__To do__. Take the material below and write it all out again exactly.

Dataset excerpt
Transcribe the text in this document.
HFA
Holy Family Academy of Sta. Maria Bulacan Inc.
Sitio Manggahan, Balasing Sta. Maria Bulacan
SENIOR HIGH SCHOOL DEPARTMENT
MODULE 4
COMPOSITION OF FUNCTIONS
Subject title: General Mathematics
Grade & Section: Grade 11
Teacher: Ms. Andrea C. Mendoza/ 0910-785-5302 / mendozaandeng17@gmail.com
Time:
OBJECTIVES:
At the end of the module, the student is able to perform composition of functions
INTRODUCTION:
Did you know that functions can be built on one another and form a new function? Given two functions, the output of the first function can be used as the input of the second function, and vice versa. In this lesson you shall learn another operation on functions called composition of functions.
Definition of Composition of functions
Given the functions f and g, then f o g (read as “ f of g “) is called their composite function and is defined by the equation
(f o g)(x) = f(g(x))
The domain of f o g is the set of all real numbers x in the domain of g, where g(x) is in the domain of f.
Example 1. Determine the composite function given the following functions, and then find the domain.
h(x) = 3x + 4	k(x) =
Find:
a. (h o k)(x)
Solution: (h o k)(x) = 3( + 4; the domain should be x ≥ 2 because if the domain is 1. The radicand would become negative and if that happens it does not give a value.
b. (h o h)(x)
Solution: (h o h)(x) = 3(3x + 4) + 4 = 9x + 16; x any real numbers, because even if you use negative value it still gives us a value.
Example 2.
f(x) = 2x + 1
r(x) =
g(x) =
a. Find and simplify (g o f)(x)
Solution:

__Solution to this exercise__.
Transcribe the text in this document.
HFA
Holy Family Academy of Sta. Maria Bulacan Inc.
Sitio Manggahan, Balasing Sta. Maria Bulacan
SENIOR HIGH SCHOOL DEPARTMENT
MODULE 4
COMPOSITION OF FUNCTIONS
Subject title: General Mathematics
Grade & Section: Grade 11
Teacher: Ms. Andrea C. Mendoza/ 0910-785-5302 / mendozaandeng17@gmail.com
Time:
OBJECTIVES:
At the end of the module, the student is able to perform composition of functions
INTRODUCTION:
Did you know that functions can be built on one another and form a new function? Given two functions, the output of the first function can be used as the input of the second function, and vice versa. In this lesson you shall learn another operation on functions called composition of functions.
Definition of Composition of functions
Given the functions f and g, then f o g (read as “ f of g “) is called their composite function and is defined by the equation
(f o g)(x) = f(g(x))
The domain of f o g is the set of all real numbers x in the domain of g, where g(x) is in the domain of f.
Example 1. Determine the composite function given the following functions, and then find the domain.
h(x) = 3x + 4	k(x) =
Find:
a. (h o k)(x)
Solution: (h o k)(x) = 3( + 4; the domain should be x ≥ 2 because if the domain is 1. The radicand would become negative and if that happens it does not give a value.
b. (h o h)(x)
Solution: (h o h)(x) = 3(3x + 4) + 4 = 9x + 16; x any real numbers, because even if you use negative value it still gives us a value.
Example 2.
f(x) = 2x + 1
r(x) =
g(x) =
a. Find and simplify (g o f)(x)
Solution:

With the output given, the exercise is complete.